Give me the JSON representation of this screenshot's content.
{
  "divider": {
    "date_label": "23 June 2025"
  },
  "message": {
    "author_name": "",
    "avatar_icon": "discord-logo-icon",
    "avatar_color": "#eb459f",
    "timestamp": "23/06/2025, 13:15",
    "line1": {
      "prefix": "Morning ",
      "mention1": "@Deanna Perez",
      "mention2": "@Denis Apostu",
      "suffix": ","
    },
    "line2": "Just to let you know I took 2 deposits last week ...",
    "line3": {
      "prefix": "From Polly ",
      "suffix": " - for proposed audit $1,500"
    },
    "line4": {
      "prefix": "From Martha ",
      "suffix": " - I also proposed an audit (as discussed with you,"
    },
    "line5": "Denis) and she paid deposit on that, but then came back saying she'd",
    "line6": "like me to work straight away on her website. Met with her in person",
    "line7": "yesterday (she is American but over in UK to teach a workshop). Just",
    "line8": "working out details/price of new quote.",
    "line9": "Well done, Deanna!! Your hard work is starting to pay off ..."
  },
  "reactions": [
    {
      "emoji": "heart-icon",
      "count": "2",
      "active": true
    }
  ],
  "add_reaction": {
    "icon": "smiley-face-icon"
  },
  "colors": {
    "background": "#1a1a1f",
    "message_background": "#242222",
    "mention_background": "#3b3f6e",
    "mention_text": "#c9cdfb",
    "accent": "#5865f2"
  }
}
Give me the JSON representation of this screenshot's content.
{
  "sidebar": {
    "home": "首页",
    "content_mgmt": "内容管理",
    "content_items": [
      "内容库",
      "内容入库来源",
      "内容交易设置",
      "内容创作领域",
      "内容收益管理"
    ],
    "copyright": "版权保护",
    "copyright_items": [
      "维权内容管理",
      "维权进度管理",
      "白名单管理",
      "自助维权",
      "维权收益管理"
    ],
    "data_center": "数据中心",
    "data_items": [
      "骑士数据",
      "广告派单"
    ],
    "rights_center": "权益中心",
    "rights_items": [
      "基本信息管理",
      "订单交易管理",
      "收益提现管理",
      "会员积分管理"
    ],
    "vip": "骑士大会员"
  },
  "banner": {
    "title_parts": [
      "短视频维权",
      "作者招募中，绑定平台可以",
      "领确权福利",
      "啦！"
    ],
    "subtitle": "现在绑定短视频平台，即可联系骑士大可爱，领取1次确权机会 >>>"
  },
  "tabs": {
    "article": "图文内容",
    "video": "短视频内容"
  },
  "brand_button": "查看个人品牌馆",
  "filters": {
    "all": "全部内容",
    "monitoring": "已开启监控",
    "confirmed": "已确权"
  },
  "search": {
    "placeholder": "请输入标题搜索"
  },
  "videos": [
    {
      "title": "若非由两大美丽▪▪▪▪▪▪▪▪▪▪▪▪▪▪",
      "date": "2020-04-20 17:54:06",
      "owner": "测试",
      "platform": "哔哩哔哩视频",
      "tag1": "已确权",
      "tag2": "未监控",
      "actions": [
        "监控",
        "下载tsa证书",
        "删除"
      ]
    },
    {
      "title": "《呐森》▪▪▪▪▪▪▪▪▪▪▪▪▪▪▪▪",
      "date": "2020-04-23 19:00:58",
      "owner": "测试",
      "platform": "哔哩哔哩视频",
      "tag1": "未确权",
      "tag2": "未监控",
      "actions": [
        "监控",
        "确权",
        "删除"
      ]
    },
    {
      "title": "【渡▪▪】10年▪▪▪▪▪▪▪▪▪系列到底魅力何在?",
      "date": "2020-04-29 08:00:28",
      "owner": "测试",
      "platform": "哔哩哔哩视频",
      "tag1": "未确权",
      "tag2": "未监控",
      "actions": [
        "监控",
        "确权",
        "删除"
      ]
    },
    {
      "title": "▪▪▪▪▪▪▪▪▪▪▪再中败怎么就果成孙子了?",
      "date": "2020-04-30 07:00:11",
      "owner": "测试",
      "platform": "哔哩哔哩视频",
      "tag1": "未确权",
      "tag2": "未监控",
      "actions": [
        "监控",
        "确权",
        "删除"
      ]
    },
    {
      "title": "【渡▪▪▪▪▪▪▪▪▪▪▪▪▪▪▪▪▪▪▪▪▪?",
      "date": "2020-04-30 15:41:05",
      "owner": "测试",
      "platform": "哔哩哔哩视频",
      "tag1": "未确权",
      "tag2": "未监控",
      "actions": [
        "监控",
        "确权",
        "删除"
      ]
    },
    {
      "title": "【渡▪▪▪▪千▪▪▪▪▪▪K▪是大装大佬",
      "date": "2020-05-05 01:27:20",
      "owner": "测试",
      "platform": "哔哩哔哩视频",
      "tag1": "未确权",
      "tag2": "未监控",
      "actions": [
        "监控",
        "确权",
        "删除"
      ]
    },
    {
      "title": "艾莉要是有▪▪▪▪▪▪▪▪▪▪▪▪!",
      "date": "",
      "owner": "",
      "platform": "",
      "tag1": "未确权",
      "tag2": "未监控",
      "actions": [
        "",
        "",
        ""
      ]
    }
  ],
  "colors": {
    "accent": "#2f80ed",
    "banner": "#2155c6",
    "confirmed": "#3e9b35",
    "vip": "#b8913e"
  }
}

┄┄┄┄┄┄┄┄┄┄┄┄┄┄┄┄┄┄┄┄

*Exercise aim:*
Retype all of the entries precisely as they are.

*Task response:*
Give me the JSON representation of this screenshot's content.
{
  "divider": {
    "date_label": "23 June 2025"
  },
  "message": {
    "author_name": "",
    "avatar_icon": "discord-logo-icon",
    "avatar_color": "#eb459f",
    "timestamp": "23/06/2025, 13:15",
    "line1": {
      "prefix": "Morning ",
      "mention1": "@Deanna Perez",
      "mention2": "@Denis Apostu",
      "suffix": ","
    },
    "line2": "Just to let you know I took 2 deposits last week ...",
    "line3": {
      "prefix": "From Polly ",
      "suffix": " - for proposed audit $1,500"
    },
    "line4": {
      "prefix": "From Martha ",
      "suffix": " - I also proposed an audit (as discussed with you,"
    },
    "line5": "Denis) and she paid deposit on that, but then came back saying she'd",
    "line6": "like me to work straight away on her website. Met with her in person",
    "line7": "yesterday (she is American but over in UK to teach a workshop). Just",
    "line8": "working out details/price of new quote.",
    "line9": "Well done, Deanna!! Your hard work is starting to pay off ..."
  },
  "reactions": [
    {
      "emoji": "heart-icon",
      "count": "2",
      "active": true
    }
  ],
  "add_reaction": {
    "icon": "smiley-face-icon"
  },
  "colors": {
    "background": "#1a1a1f",
    "message_background": "#242222",
    "mention_background": "#3b3f6e",
    "mention_text": "#c9cdfb",
    "accent": "#5865f2"
  }
}
Give me the JSON representation of this screenshot's content.
{
  "sidebar": {
    "home": "首页",
    "content_mgmt": "内容管理",
    "content_items": [
      "内容库",
      "内容入库来源",
      "内容交易设置",
      "内容创作领域",
      "内容收益管理"
    ],
    "copyright": "版权保护",
    "copyright_items": [
      "维权内容管理",
      "维权进度管理",
      "白名单管理",
      "自助维权",
      "维权收益管理"
    ],
    "data_center": "数据中心",
    "data_items": [
      "骑士数据",
      "广告派单"
    ],
    "rights_center": "权益中心",
    "rights_items": [
      "基本信息管理",
      "订单交易管理",
      "收益提现管理",
      "会员积分管理"
    ],
    "vip": "骑士大会员"
  },
  "banner": {
    "title_parts": [
      "短视频维权",
      "作者招募中，绑定平台可以",
      "领确权福利",
      "啦！"
    ],
    "subtitle": "现在绑定短视频平台，即可联系骑士大可爱，领取1次确权机会 >>>"
  },
  "tabs": {
    "article": "图文内容",
    "video": "短视频内容"
  },
  "brand_button": "查看个人品牌馆",
  "filters": {
    "all": "全部内容",
    "monitoring": "已开启监控",
    "confirmed": "已确权"
  },
  "search": {
    "placeholder": "请输入标题搜索"
  },
  "videos": [
    {
      "title": "若非由两大美丽▪▪▪▪▪▪▪▪▪▪▪▪▪▪",
      "date": "2020-04-20 17:54:06",
      "owner": "测试",
      "platform": "哔哩哔哩视频",
      "tag1": "已确权",
      "tag2": "未监控",
      "actions": [
        "监控",
        "下载tsa证书",
        "删除"
      ]
    },
    {
      "title": "《呐森》▪▪▪▪▪▪▪▪▪▪▪▪▪▪▪▪",
      "date": "2020-04-23 19:00:58",
      "owner": "测试",
      "platform": "哔哩哔哩视频",
      "tag1": "未确权",
      "tag2": "未监控",
      "actions": [
        "监控",
        "确权",
        "删除"
      ]
    },
    {
      "title": "【渡▪▪】10年▪▪▪▪▪▪▪▪▪系列到底魅力何在?",
      "date": "2020-04-29 08:00:28",
      "owner": "测试",
      "platform": "哔哩哔哩视频",
      "tag1": "未确权",
      "tag2": "未监控",
      "actions": [
        "监控",
        "确权",
        "删除"
      ]
    },
    {
      "title": "▪▪▪▪▪▪▪▪▪▪▪再中败怎么就果成孙子了?",
      "date": "2020-04-30 07:00:11",
      "owner": "测试",
      "platform": "哔哩哔哩视频",
      "tag1": "未确权",
      "tag2": "未监控",
      "actions": [
        "监控",
        "确权",
        "删除"
      ]
    },
    {
      "title": "【渡▪▪▪▪▪▪▪▪▪▪▪▪▪▪▪▪▪▪▪▪▪?",
      "date": "2020-04-30 15:41:05",
      "owner": "测试",
      "platform": "哔哩哔哩视频",
      "tag1": "未确权",
      "tag2": "未监控",
      "actions": [
        "监控",
        "确权",
        "删除"
      ]
    },
    {
      "title": "【渡▪▪▪▪千▪▪▪▪▪▪K▪是大装大佬",
      "date": "2020-05-05 01:27:20",
      "owner": "测试",
      "platform": "哔哩哔哩视频",
      "tag1": "未确权",
      "tag2": "未监控",
      "actions": [
        "监控",
        "确权",
        "删除"
      ]
    },
    {
      "title": "艾莉要是有▪▪▪▪▪▪▪▪▪▪▪▪!",
      "date": "",
      "owner": "",
      "platform": "",
      "tag1": "未确权",
      "tag2": "未监控",
      "actions": [
        "",
        "",
        ""
      ]
    }
  ],
  "colors": {
    "accent": "#2f80ed",
    "banner": "#2155c6",
    "confirmed": "#3e9b35",
    "vip": "#b8913e"
  }
}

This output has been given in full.